**Problem to solve**
Render the lines of the material from the one containing "my-addins-chevron-icon: ⌄ <box>540" through the one containing "tab-design[interactable]: 设计 <box>213", both included, as a JSON list of strings, one string per line and no blank lines.

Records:
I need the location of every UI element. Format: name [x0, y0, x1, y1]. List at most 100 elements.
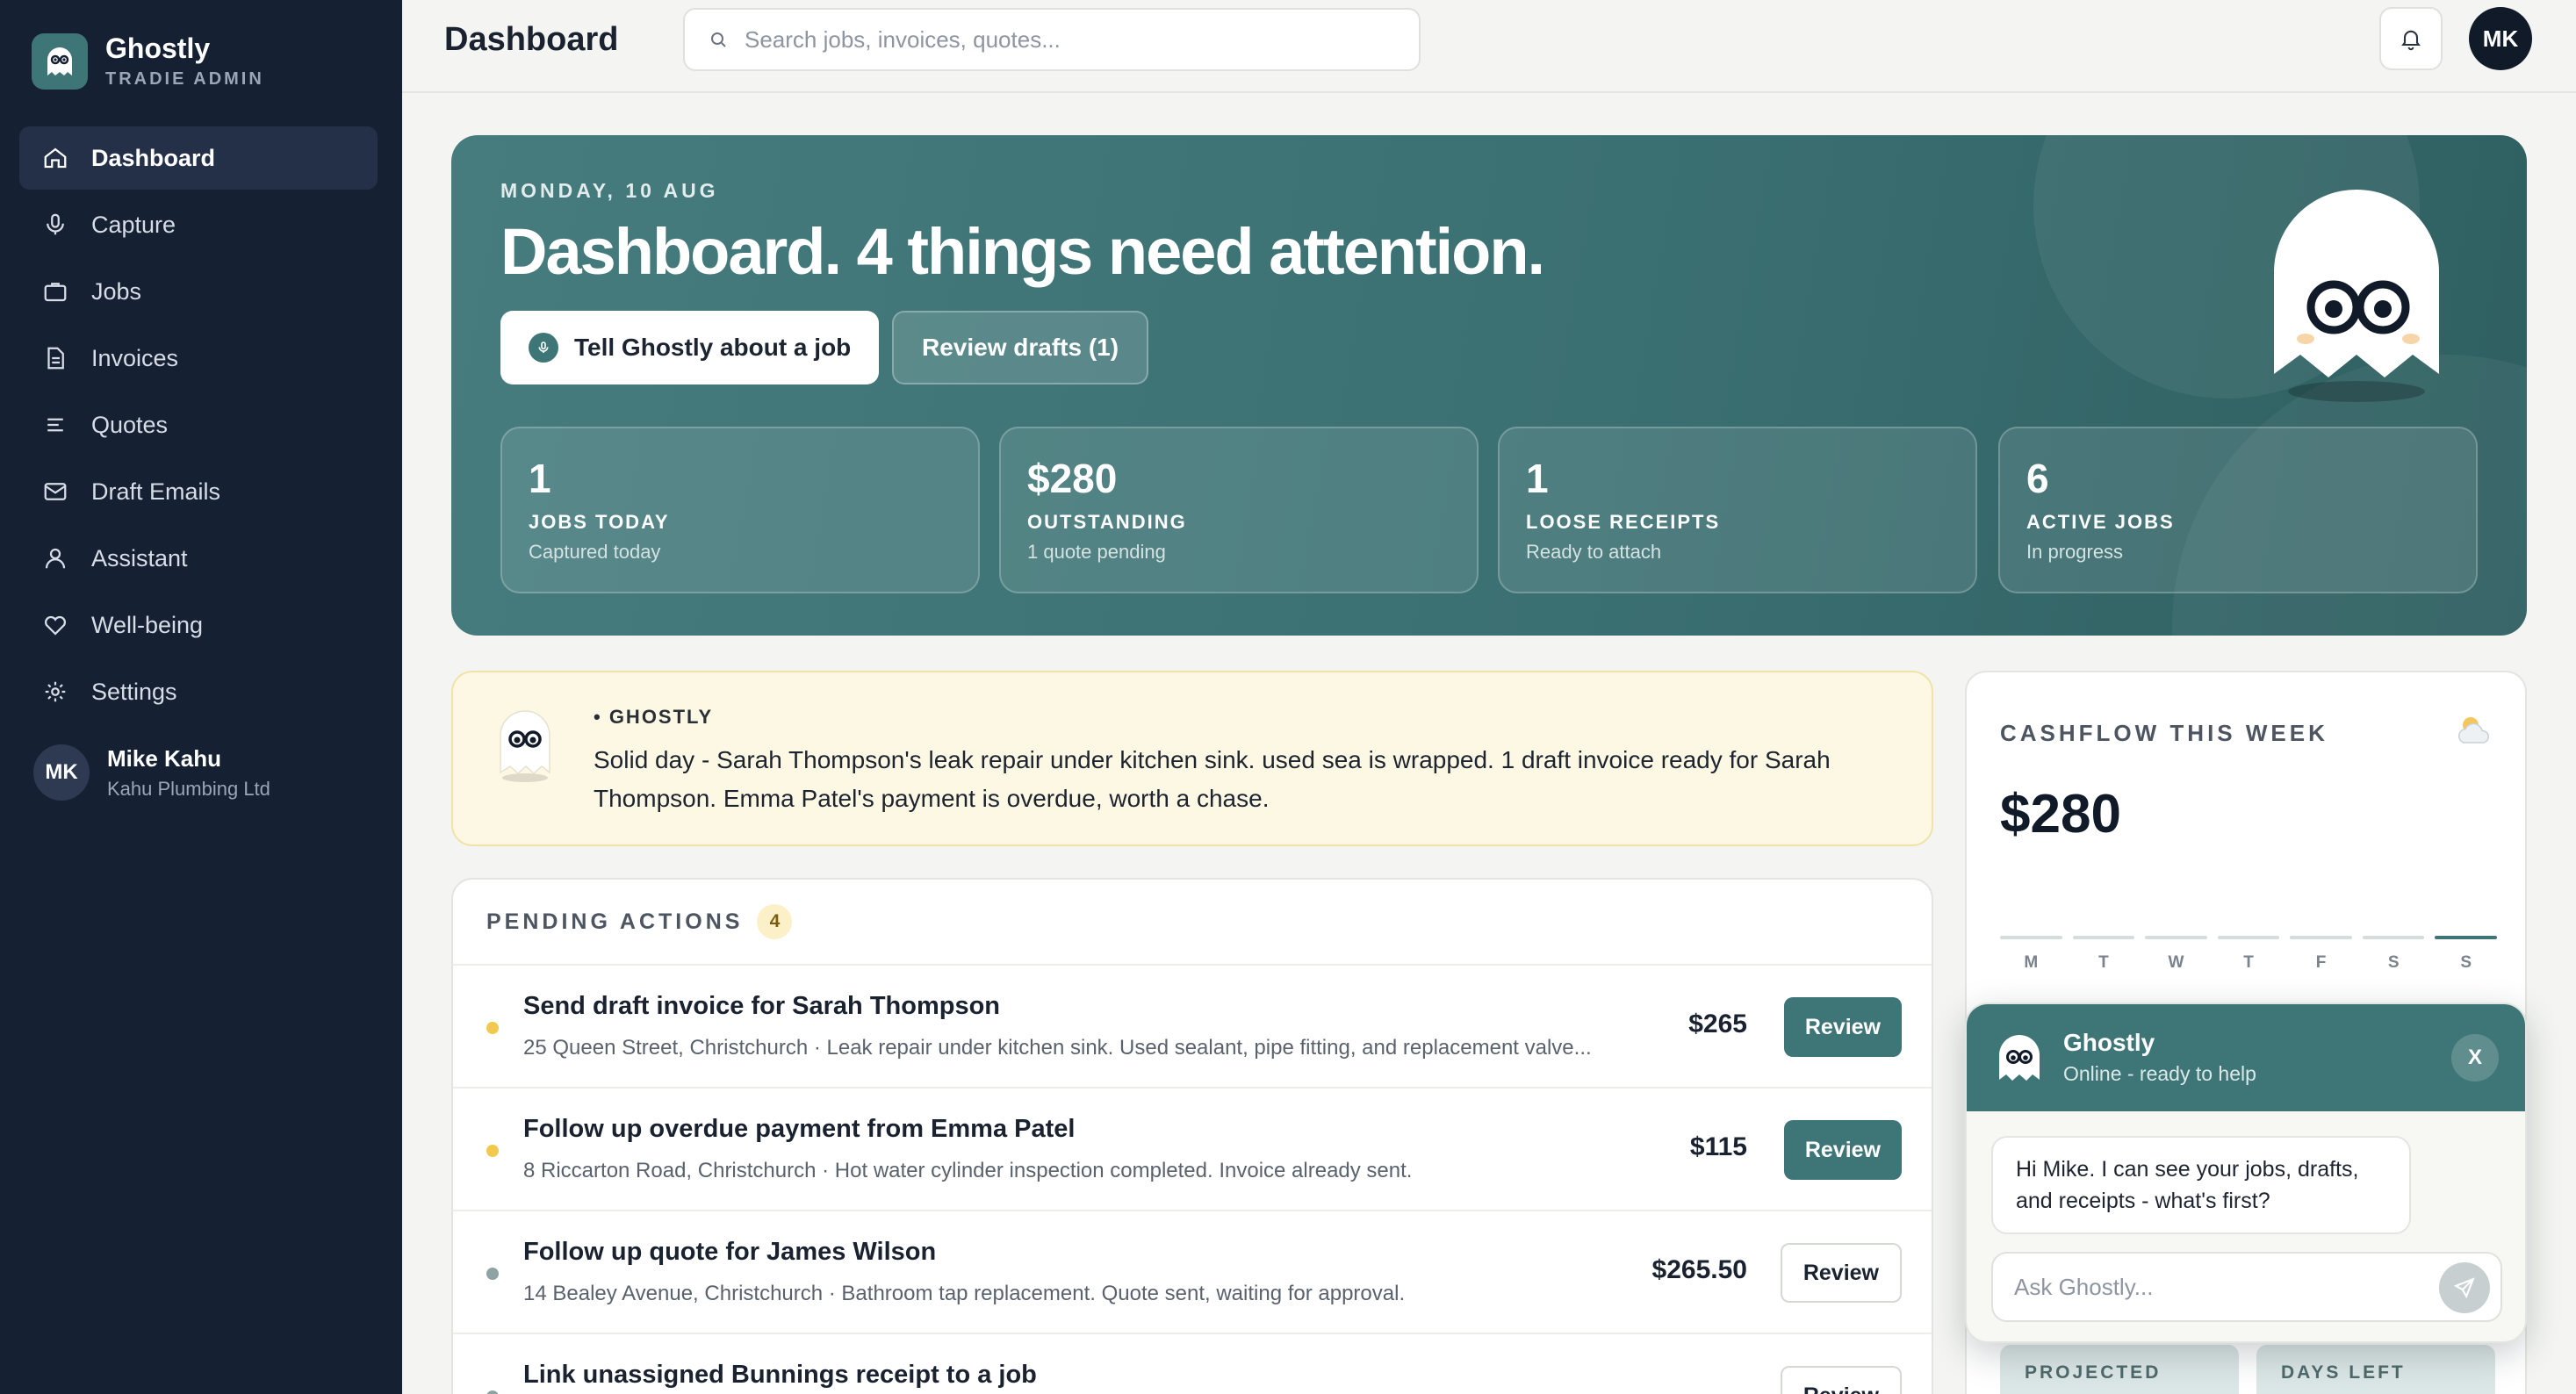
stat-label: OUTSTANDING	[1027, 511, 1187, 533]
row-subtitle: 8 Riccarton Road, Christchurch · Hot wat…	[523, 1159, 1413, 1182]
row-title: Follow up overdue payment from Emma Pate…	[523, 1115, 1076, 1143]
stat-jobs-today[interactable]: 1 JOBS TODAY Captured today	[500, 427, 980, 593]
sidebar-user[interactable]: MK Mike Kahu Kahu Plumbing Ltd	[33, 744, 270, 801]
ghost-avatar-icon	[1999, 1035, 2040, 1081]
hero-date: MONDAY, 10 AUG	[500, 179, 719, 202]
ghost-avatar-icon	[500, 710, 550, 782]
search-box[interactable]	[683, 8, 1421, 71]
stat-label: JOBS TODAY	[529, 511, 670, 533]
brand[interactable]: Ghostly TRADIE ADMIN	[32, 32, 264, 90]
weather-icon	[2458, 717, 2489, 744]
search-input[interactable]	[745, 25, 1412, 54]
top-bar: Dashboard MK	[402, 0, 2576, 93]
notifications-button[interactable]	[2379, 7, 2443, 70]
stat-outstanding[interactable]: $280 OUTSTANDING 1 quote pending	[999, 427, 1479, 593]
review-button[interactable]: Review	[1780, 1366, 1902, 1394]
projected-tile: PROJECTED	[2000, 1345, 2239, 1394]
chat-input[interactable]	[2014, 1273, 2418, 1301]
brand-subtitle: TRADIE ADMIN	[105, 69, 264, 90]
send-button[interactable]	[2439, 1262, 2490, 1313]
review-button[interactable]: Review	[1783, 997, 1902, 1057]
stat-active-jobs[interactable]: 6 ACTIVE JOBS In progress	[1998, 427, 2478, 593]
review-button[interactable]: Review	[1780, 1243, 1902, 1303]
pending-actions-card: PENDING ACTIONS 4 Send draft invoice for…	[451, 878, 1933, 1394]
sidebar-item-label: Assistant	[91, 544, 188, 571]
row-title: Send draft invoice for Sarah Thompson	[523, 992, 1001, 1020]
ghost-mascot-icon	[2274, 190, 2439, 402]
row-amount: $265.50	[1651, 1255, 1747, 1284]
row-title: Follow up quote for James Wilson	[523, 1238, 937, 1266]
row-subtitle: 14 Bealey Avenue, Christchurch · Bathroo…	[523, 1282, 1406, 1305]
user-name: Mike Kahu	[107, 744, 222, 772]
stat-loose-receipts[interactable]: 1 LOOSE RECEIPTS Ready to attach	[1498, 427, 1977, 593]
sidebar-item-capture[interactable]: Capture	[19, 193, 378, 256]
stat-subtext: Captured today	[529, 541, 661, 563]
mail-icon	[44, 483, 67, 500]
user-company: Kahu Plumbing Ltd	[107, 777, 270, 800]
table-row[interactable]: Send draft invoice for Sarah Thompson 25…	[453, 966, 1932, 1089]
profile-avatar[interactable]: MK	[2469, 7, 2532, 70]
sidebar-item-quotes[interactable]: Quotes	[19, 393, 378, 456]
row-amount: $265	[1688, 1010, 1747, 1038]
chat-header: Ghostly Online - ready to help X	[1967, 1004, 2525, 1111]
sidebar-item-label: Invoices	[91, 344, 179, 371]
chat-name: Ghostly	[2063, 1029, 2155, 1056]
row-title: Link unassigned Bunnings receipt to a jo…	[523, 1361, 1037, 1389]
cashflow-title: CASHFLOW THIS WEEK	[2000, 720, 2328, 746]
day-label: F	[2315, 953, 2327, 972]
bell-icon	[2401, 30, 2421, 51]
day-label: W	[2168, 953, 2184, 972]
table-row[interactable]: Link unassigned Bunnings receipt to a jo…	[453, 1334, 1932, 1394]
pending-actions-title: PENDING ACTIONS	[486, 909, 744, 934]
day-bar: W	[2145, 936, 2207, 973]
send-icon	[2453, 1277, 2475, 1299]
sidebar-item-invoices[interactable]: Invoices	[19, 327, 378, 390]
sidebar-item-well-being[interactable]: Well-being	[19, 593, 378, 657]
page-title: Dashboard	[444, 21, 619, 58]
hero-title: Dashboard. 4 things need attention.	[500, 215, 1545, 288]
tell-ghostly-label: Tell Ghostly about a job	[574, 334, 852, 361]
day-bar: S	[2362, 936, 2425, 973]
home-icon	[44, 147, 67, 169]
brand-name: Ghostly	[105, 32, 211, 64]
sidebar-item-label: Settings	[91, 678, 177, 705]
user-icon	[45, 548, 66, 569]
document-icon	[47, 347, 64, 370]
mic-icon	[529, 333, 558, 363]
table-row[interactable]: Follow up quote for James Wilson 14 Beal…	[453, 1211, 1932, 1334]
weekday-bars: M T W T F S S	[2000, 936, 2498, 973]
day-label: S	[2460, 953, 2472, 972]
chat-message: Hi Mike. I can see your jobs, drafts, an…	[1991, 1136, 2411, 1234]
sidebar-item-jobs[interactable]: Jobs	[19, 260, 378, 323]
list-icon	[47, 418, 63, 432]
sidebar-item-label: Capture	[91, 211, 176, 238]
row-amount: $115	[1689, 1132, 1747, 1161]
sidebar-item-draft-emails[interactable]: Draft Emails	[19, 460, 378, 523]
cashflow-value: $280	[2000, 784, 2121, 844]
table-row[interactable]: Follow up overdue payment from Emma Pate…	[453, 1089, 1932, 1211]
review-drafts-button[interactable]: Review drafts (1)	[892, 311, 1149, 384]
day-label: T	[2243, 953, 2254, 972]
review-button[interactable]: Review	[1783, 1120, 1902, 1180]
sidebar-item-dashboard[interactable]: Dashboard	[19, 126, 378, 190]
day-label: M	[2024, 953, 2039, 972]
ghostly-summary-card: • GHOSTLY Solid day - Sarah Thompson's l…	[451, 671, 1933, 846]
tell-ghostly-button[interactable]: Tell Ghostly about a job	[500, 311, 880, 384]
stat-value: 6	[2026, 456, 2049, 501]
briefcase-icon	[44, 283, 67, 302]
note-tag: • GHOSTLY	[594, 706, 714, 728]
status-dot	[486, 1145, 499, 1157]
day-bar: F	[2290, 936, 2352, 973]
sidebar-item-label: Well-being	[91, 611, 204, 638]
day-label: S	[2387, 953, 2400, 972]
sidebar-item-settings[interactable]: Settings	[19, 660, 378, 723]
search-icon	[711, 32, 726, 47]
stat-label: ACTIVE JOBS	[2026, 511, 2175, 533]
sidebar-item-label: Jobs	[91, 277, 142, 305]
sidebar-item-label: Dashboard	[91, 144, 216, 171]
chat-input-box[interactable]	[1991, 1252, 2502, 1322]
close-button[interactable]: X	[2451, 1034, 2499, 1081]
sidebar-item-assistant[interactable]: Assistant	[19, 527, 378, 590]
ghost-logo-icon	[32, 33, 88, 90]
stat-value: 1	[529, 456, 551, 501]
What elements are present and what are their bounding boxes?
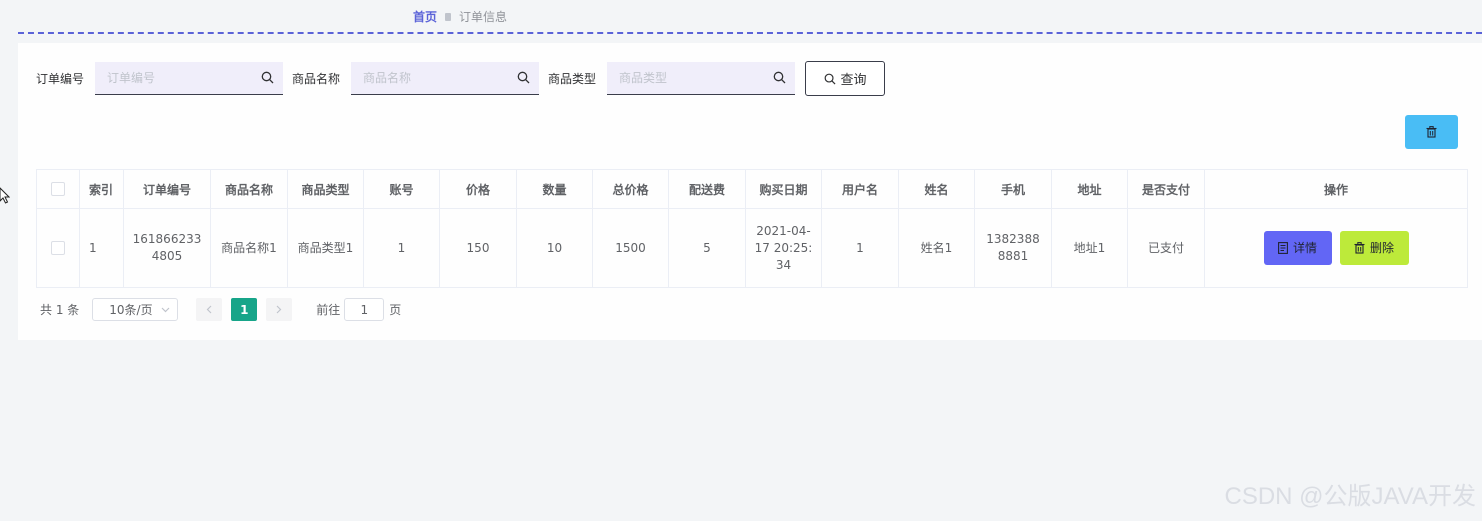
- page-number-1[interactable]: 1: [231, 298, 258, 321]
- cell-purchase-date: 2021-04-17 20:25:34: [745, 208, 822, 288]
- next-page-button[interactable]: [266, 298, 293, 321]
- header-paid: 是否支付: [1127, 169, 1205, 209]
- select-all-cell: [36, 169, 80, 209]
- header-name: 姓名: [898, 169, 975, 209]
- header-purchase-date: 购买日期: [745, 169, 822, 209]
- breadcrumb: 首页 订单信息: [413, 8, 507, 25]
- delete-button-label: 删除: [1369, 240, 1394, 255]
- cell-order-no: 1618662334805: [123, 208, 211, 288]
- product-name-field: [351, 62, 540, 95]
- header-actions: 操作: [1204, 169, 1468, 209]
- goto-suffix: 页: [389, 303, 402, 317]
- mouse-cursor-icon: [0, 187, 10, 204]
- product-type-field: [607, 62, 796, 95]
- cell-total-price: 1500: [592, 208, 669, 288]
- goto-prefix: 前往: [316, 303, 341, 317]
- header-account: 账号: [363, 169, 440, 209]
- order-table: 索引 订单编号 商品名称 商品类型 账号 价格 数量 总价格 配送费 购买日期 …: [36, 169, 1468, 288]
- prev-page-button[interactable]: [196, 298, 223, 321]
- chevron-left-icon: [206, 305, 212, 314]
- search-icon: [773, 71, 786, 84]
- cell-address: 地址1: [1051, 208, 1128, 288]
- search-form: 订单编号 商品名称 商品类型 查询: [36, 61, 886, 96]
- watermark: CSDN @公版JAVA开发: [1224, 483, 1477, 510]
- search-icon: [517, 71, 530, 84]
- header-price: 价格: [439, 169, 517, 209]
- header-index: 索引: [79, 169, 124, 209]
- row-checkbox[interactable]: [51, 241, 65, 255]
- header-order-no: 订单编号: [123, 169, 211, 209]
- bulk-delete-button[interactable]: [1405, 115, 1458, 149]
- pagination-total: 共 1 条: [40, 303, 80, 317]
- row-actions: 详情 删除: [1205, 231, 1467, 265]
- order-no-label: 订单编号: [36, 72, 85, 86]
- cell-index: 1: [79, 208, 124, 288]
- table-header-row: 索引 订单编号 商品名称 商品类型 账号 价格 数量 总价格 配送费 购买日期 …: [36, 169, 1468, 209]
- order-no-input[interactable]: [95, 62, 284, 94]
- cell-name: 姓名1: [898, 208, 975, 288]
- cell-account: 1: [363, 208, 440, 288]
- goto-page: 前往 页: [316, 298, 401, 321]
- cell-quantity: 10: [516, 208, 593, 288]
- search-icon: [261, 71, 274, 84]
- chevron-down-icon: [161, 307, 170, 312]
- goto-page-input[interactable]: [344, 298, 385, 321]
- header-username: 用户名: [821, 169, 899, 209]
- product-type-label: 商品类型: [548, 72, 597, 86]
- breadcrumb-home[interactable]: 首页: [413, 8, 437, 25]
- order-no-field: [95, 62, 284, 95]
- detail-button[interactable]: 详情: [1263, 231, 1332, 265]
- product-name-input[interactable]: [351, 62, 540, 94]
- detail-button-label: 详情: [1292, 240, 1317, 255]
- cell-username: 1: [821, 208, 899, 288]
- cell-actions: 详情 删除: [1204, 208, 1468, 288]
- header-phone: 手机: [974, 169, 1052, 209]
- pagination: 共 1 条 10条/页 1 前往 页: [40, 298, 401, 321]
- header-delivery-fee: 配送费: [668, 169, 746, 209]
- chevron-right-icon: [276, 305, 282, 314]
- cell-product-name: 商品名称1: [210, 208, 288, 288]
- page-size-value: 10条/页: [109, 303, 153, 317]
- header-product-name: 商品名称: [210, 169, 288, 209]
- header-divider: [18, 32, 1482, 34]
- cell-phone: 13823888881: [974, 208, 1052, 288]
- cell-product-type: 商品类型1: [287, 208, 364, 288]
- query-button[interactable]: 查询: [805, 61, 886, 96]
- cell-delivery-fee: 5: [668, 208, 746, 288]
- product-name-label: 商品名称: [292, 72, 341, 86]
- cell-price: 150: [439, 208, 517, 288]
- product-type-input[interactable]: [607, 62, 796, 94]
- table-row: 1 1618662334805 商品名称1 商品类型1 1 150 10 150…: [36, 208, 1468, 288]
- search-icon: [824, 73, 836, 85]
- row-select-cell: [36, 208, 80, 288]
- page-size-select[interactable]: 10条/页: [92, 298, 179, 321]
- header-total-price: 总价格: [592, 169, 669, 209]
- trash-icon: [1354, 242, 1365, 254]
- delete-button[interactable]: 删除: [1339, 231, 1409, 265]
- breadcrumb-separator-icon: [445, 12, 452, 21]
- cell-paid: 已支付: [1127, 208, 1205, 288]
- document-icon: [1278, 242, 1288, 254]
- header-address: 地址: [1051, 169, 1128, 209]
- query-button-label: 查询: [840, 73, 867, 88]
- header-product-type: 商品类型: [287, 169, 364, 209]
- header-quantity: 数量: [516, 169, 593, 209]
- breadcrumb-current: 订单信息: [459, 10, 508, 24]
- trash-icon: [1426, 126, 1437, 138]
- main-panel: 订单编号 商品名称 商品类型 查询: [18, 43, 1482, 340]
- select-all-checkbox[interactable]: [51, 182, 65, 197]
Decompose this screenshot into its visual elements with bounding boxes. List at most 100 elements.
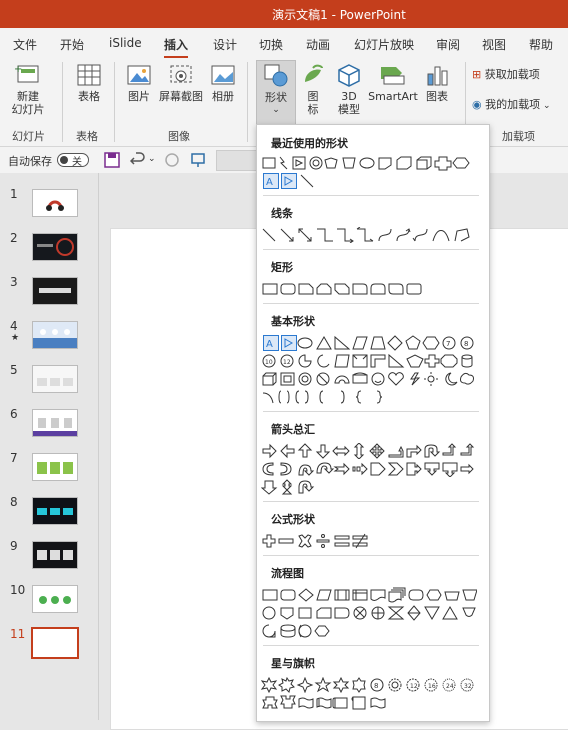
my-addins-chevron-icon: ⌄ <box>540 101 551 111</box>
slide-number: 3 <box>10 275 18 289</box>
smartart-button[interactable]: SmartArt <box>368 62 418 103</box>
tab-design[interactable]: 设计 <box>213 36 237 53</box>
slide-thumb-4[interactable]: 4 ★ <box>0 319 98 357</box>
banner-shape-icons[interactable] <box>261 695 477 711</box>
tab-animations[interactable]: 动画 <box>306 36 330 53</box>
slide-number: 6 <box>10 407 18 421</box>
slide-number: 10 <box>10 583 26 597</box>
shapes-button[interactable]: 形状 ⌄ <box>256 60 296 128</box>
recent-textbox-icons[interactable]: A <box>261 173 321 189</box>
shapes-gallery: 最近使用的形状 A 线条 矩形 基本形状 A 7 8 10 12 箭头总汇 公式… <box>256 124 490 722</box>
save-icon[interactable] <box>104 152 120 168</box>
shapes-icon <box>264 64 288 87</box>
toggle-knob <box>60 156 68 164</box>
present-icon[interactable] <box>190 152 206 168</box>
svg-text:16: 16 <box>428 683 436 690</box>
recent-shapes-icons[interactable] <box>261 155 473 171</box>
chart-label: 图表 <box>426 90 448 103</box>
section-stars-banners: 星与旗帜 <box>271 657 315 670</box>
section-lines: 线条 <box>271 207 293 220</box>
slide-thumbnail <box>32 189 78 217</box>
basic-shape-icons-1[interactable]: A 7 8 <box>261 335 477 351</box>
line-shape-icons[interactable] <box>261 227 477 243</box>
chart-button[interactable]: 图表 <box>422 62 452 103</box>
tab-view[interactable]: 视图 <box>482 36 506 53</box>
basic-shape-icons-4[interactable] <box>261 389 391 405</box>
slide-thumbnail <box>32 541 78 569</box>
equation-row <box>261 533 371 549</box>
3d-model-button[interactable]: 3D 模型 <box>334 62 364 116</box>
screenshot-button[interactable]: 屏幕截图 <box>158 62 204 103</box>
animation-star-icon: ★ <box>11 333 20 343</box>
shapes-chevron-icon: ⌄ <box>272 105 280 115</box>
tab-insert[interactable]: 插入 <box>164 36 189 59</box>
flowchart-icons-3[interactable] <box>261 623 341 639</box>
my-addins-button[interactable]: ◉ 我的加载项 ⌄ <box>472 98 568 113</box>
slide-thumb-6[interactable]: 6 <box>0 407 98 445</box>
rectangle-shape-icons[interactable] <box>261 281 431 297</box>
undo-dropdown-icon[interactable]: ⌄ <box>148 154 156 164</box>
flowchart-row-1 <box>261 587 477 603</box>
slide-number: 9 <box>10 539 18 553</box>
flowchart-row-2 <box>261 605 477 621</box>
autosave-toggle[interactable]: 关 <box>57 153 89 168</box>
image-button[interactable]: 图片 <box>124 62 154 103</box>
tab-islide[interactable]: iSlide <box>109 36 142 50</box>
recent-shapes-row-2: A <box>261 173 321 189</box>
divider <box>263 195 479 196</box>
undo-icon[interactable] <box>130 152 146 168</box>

**Task solution**
[
  "my-addins-chevron-icon: ⌄ <box>540 101 551 111</box>",
  "slide-number: 3 <box>10 275 18 289</box>",
  "smartart-button[interactable]: SmartArt <box>368 62 418 103</box>",
  "tab-design[interactable]: 设计 <box>213 36 237 53</box>"
]